Stored entries:
══════
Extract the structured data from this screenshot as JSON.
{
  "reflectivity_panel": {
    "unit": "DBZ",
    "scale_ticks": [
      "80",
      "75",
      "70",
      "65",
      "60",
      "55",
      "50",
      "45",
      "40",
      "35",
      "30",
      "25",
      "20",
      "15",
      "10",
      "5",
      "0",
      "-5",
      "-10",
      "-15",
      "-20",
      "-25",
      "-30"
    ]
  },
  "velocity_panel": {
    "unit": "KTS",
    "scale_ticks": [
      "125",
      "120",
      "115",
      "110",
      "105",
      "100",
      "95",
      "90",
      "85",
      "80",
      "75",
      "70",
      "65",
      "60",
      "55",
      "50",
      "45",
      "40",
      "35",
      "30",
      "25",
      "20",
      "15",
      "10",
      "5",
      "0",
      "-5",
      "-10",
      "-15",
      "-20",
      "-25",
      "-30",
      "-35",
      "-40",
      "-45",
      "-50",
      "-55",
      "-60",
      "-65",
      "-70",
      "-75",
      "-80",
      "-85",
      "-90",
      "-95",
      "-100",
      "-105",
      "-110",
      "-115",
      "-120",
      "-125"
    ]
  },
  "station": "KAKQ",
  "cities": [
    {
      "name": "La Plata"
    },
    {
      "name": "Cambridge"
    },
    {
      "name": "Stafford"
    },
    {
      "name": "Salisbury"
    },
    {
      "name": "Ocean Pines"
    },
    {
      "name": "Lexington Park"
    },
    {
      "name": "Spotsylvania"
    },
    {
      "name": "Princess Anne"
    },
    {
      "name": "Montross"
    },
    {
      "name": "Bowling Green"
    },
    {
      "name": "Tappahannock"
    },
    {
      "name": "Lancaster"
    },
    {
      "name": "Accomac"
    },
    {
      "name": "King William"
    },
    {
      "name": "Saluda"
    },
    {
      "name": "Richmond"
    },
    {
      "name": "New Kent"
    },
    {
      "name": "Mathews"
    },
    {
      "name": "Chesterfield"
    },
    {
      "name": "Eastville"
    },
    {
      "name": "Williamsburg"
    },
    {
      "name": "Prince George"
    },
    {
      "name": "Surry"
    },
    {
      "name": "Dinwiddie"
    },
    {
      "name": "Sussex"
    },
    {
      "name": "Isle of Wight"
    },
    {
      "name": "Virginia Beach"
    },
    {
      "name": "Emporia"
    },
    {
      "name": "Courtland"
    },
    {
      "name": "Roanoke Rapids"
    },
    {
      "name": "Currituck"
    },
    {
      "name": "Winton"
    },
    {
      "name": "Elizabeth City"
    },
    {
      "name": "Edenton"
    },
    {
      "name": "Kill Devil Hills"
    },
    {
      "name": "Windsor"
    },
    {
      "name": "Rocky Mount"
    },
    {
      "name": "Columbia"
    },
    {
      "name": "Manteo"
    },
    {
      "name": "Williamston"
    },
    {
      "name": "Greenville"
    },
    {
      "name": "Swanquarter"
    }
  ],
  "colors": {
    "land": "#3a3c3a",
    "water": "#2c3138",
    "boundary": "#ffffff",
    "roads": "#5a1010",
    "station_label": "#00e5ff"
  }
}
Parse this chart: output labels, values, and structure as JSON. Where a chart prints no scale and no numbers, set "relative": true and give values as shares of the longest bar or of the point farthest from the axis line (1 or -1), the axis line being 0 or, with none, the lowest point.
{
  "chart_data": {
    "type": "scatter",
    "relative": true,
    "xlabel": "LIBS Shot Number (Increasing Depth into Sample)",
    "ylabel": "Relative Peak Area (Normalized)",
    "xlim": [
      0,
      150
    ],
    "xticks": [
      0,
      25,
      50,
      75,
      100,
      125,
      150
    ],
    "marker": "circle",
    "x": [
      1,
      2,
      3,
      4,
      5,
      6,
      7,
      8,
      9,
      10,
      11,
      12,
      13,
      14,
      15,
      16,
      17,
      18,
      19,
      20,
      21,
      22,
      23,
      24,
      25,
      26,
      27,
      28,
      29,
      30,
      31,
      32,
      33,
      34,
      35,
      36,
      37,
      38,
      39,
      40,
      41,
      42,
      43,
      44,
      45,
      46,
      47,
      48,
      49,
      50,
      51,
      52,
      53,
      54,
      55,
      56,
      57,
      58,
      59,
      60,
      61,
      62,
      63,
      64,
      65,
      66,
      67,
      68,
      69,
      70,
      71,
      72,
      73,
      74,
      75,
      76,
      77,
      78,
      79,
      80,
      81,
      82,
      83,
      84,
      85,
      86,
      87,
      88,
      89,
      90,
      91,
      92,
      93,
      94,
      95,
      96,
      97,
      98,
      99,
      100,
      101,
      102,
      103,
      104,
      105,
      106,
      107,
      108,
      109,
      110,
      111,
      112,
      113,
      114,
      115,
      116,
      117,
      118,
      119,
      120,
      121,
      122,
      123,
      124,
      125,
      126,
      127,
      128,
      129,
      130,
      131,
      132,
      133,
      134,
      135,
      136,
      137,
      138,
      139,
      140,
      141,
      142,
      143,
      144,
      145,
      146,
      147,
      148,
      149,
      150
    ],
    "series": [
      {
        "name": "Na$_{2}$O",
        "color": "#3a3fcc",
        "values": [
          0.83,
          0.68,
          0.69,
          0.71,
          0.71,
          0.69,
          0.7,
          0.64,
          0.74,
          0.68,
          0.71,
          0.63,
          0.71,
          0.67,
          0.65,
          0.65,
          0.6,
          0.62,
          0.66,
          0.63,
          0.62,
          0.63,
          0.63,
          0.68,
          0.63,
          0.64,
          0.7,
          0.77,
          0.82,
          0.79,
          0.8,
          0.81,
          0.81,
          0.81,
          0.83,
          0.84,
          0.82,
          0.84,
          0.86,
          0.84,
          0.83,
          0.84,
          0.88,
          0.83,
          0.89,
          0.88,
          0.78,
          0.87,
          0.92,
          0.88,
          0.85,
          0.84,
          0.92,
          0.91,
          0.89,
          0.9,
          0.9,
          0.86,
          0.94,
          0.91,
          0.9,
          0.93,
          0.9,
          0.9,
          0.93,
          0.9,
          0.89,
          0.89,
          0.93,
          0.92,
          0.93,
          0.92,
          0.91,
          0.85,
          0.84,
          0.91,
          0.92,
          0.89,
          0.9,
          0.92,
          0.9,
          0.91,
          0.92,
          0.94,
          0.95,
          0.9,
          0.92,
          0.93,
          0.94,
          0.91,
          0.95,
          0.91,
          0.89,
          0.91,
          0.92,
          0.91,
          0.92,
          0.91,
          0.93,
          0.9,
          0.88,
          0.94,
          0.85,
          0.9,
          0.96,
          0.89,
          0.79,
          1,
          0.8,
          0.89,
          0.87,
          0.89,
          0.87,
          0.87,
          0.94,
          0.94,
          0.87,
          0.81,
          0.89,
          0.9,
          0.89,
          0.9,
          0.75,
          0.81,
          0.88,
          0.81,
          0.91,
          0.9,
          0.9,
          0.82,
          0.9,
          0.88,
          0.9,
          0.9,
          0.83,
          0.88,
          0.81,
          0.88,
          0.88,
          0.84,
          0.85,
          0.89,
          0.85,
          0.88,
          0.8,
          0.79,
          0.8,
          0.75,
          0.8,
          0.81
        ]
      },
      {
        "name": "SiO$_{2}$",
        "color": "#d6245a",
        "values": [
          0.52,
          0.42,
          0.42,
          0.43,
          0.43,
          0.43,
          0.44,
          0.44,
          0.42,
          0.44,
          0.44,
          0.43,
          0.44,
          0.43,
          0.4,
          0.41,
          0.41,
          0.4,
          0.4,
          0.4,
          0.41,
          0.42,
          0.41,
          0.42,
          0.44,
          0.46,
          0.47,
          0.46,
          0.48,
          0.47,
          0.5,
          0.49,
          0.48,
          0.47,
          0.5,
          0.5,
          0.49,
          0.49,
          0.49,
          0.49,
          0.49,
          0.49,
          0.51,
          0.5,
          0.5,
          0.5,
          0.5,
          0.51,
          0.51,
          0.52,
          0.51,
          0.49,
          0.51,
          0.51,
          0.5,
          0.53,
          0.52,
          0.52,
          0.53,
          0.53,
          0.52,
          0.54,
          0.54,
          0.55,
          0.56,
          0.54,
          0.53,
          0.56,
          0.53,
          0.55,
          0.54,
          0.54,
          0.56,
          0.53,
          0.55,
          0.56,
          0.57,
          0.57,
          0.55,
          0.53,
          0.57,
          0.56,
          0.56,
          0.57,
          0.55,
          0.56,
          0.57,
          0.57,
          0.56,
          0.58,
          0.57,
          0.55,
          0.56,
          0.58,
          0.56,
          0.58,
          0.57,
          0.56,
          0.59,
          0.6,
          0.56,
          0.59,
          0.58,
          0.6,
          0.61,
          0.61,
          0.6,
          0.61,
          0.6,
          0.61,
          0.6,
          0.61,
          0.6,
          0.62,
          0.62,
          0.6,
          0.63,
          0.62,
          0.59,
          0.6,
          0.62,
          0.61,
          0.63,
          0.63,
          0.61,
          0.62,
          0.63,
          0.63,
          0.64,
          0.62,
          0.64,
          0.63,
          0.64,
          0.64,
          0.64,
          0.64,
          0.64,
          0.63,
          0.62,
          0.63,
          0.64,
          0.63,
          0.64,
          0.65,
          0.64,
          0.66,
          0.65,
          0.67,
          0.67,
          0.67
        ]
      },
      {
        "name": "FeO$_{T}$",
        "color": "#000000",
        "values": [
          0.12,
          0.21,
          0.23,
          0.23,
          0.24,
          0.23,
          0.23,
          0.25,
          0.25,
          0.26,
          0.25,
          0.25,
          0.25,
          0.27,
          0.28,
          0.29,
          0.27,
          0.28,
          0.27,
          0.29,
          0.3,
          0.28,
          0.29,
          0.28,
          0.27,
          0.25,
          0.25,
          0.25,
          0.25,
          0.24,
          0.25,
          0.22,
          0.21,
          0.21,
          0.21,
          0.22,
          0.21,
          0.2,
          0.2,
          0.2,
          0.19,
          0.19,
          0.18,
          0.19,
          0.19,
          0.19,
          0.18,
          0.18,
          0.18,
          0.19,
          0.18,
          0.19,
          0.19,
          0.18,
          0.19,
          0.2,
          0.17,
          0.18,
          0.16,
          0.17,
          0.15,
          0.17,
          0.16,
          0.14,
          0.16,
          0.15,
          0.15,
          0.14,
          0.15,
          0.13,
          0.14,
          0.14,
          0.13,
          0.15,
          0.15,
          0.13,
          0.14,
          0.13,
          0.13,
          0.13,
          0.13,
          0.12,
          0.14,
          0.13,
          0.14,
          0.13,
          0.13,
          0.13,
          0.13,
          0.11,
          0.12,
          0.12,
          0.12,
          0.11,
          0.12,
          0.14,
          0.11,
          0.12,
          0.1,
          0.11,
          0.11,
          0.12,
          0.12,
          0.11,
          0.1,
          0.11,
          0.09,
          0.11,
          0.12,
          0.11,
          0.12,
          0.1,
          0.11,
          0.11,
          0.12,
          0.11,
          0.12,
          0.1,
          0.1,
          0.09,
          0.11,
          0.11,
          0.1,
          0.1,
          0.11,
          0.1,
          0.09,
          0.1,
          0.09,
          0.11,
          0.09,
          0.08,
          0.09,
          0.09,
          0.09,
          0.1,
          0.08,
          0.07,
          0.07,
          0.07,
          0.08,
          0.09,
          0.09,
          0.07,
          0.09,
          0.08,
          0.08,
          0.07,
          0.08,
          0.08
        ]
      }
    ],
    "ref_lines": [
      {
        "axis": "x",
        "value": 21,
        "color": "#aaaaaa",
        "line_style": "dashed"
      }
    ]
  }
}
══════
EXERCISE DIRECTIONS:
Pull out all lines from the listing that contain the string "true".

EXERCISE SOLUTION:
Parse this chart: output labels, values, and structure as JSON. Where a chart prints no scale and no numbers, set "relative": true and give values as shares of the longest bar or of the point farthest from the axis line (1 or -1), the axis line being 0 or, with none, the lowest point.
    "relative": true,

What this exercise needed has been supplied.